# WORK TO BE COMPLETED
Starting at the line that contains "Transcribe the text in this document.", retype each line to the end of the listing below. Include both ends, but not the pictures.

::: RAW DATA

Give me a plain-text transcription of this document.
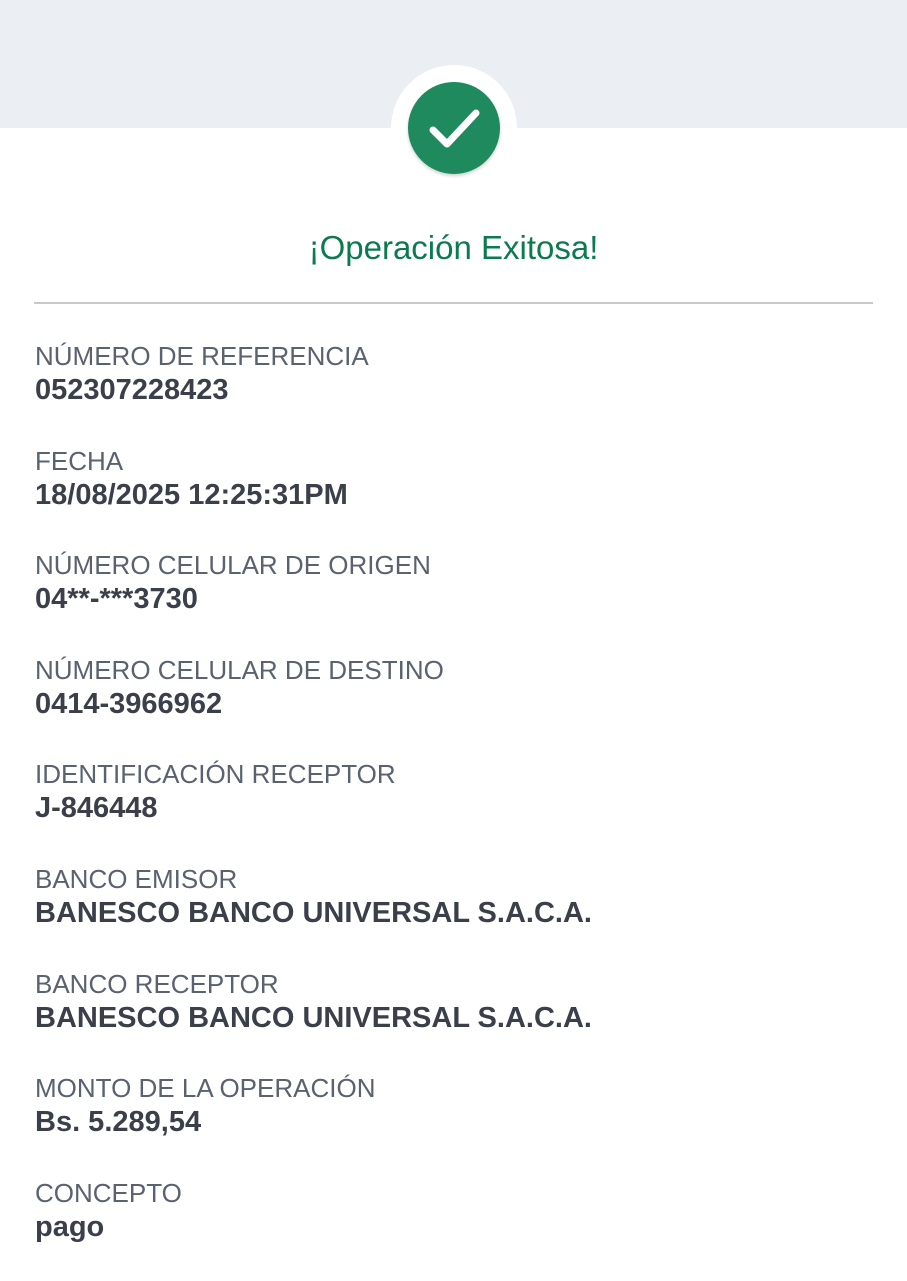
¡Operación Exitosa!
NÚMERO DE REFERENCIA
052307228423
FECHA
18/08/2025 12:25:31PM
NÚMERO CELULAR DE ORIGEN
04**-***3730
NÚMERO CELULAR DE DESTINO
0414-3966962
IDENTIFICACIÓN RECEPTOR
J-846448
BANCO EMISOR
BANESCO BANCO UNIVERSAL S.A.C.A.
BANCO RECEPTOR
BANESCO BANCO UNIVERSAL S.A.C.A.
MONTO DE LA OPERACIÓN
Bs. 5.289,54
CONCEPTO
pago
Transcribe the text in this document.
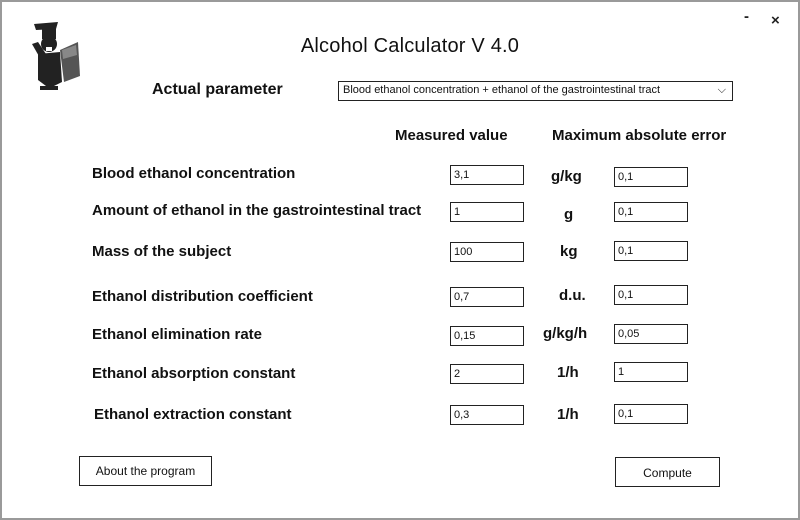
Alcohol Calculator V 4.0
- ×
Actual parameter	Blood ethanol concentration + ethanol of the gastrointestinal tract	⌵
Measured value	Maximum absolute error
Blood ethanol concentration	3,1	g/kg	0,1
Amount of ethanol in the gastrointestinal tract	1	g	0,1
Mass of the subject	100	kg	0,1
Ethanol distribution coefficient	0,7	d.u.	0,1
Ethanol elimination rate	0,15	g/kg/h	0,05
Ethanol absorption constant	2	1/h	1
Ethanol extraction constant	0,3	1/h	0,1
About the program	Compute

::::::

# ANSWER TO THIS EXERCISE
Transcribe the text in this document.
Alcohol Calculator V 4.0
- ×
Actual parameter	Blood ethanol concentration + ethanol of the gastrointestinal tract	⌵
Measured value	Maximum absolute error
Blood ethanol concentration	3,1	g/kg	0,1
Amount of ethanol in the gastrointestinal tract	1	g	0,1
Mass of the subject	100	kg	0,1
Ethanol distribution coefficient	0,7	d.u.	0,1
Ethanol elimination rate	0,15	g/kg/h	0,05
Ethanol absorption constant	2	1/h	1
Ethanol extraction constant	0,3	1/h	0,1
About the program	Compute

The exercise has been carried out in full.